> Work to do
Pictures within the data are to be left out; everything else must be reproduced exactly.

> Listed records

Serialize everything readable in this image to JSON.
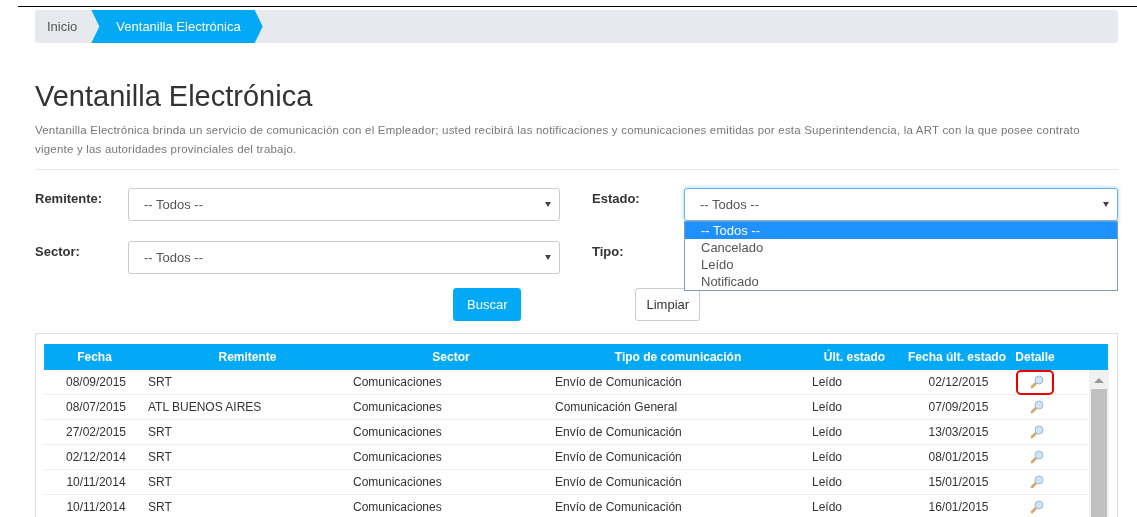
{
  "breadcrumb": [
    {
      "label": "Inicio",
      "selected": false
    },
    {
      "label": "Ventanilla Electrónica",
      "selected": true
    }
  ],
  "title": "Ventanilla Electrónica",
  "description": "Ventanilla Electrónica brinda un servicio de comunicación con el Empleador; usted recibirá las notificaciones y comunicaciones emitidas por esta Superintendencia, la ART con la que posee contrato vigente y las autoridades provinciales del trabajo.",
  "filters": [
    {
      "label": "Remitente:",
      "value": "-- Todos --"
    },
    {
      "label": "Estado:",
      "value": "-- Todos --",
      "expanded": true,
      "options": [
        {
          "label": "-- Todos --",
          "selected": true
        },
        {
          "label": "Cancelado",
          "selected": false
        },
        {
          "label": "Leído",
          "selected": false
        },
        {
          "label": "Notificado",
          "selected": false
        }
      ]
    },
    {
      "label": "Sector:",
      "value": "-- Todos --"
    },
    {
      "label": "Tipo:"
    }
  ],
  "buttons": [
    {
      "label": "Buscar",
      "kind": "primary"
    },
    {
      "label": "Limpiar",
      "kind": "default"
    }
  ],
  "table": {
    "columns": [
      "Fecha",
      "Remitente",
      "Sector",
      "Tipo de comunicación",
      "Últ. estado",
      "Fecha últ. estado",
      "Detalle"
    ],
    "rows": [
      {
        "cells": [
          "08/09/2015",
          "SRT",
          "Comunicaciones",
          "Envío de Comunicación",
          "Leído",
          "02/12/2015"
        ],
        "highlighted": true
      },
      {
        "cells": [
          "08/07/2015",
          "ATL BUENOS AIRES",
          "Comunicaciones",
          "Comunicación General",
          "Leído",
          "07/09/2015"
        ],
        "highlighted": false
      },
      {
        "cells": [
          "27/02/2015",
          "SRT",
          "Comunicaciones",
          "Envío de Comunicación",
          "Leído",
          "13/03/2015"
        ],
        "highlighted": false
      },
      {
        "cells": [
          "02/12/2014",
          "SRT",
          "Comunicaciones",
          "Envío de Comunicación",
          "Leído",
          "08/01/2015"
        ],
        "highlighted": false
      },
      {
        "cells": [
          "10/11/2014",
          "SRT",
          "Comunicaciones",
          "Envío de Comunicación",
          "Leído",
          "15/01/2015"
        ],
        "highlighted": false
      },
      {
        "cells": [
          "10/11/2014",
          "SRT",
          "Comunicaciones",
          "Envío de Comunicación",
          "Leído",
          "16/01/2015"
        ],
        "highlighted": false
      }
    ]
  }
}
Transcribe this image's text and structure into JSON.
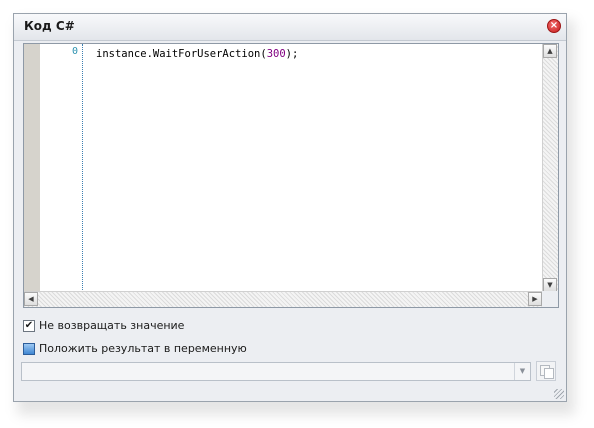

> Answer for the task
Serialize everything readable in this image to JSON.
{
  "breadcrumb": [
    {
      "label": "Inicio",
      "selected": false
    },
    {
      "label": "Ventanilla Electrónica",
      "selected": true
    }
  ],
  "title": "Ventanilla Electrónica",
  "description": "Ventanilla Electrónica brinda un servicio de comunicación con el Empleador; usted recibirá las notificaciones y comunicaciones emitidas por esta Superintendencia, la ART con la que posee contrato vigente y las autoridades provinciales del trabajo.",
  "filters": [
    {
      "label": "Remitente:",
      "value": "-- Todos --"
    },
    {
      "label": "Estado:",
      "value": "-- Todos --",
      "expanded": true,
      "options": [
        {
          "label": "-- Todos --",
          "selected": true
        },
        {
          "label": "Cancelado",
          "selected": false
        },
        {
          "label": "Leído",
          "selected": false
        },
        {
          "label": "Notificado",
          "selected": false
        }
      ]
    },
    {
      "label": "Sector:",
      "value": "-- Todos --"
    },
    {
      "label": "Tipo:"
    }
  ],
  "buttons": [
    {
      "label": "Buscar",
      "kind": "primary"
    },
    {
      "label": "Limpiar",
      "kind": "default"
    }
  ],
  "table": {
    "columns": [
      "Fecha",
      "Remitente",
      "Sector",
      "Tipo de comunicación",
      "Últ. estado",
      "Fecha últ. estado",
      "Detalle"
    ],
    "rows": [
      {
        "cells": [
          "08/09/2015",
          "SRT",
          "Comunicaciones",
          "Envío de Comunicación",
          "Leído",
          "02/12/2015"
        ],
        "highlighted": true
      },
      {
        "cells": [
          "08/07/2015",
          "ATL BUENOS AIRES",
          "Comunicaciones",
          "Comunicación General",
          "Leído",
          "07/09/2015"
        ],
        "highlighted": false
      },
      {
        "cells": [
          "27/02/2015",
          "SRT",
          "Comunicaciones",
          "Envío de Comunicación",
          "Leído",
          "13/03/2015"
        ],
        "highlighted": false
      },
      {
        "cells": [
          "02/12/2014",
          "SRT",
          "Comunicaciones",
          "Envío de Comunicación",
          "Leído",
          "08/01/2015"
        ],
        "highlighted": false
      },
      {
        "cells": [
          "10/11/2014",
          "SRT",
          "Comunicaciones",
          "Envío de Comunicación",
          "Leído",
          "15/01/2015"
        ],
        "highlighted": false
      },
      {
        "cells": [
          "10/11/2014",
          "SRT",
          "Comunicaciones",
          "Envío de Comunicación",
          "Leído",
          "16/01/2015"
        ],
        "highlighted": false
      }
    ]
  }
}
Transcribe this image's text and structure into JSON.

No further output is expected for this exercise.